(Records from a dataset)
###
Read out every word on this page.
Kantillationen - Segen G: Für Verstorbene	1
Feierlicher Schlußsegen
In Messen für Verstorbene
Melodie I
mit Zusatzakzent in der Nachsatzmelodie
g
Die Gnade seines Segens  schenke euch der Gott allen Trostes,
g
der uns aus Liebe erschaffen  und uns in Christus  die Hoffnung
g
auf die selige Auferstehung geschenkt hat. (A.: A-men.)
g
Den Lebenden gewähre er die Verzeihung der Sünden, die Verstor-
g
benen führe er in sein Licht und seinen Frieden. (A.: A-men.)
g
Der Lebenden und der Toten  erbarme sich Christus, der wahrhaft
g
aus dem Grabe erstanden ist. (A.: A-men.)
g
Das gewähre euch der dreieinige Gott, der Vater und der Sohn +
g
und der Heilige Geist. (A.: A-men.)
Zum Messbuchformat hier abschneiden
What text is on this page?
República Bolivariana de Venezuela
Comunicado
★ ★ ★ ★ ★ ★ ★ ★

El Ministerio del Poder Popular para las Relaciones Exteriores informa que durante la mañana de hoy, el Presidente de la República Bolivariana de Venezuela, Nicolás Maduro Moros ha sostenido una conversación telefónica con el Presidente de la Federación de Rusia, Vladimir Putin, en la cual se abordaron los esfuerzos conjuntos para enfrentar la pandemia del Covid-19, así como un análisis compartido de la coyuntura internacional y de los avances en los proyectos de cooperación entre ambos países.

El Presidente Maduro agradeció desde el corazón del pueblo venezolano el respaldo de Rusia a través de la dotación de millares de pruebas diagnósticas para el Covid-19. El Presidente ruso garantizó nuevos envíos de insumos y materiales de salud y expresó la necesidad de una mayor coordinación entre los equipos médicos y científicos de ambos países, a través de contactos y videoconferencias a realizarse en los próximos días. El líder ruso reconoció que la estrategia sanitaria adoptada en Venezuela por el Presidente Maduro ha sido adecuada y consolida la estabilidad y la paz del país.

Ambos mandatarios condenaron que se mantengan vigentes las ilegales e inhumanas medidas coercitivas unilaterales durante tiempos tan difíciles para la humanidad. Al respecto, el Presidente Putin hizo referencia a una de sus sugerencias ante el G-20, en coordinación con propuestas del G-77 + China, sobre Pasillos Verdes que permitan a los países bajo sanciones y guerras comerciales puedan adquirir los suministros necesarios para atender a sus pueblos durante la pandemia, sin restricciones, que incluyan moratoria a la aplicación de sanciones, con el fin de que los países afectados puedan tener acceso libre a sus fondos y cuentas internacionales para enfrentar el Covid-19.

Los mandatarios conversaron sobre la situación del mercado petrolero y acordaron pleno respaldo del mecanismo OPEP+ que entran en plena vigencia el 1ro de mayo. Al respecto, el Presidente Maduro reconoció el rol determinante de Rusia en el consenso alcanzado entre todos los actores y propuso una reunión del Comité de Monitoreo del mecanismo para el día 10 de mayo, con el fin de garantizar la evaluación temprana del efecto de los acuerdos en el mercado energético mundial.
###
Which lines contain "Christus"? Copy each of them.

Full output ▸
der uns aus Liebe erschaffen  und uns in Christus  die Hoffnung
Der Lebenden und der Toten  erbarme sich Christus, der wahrhaft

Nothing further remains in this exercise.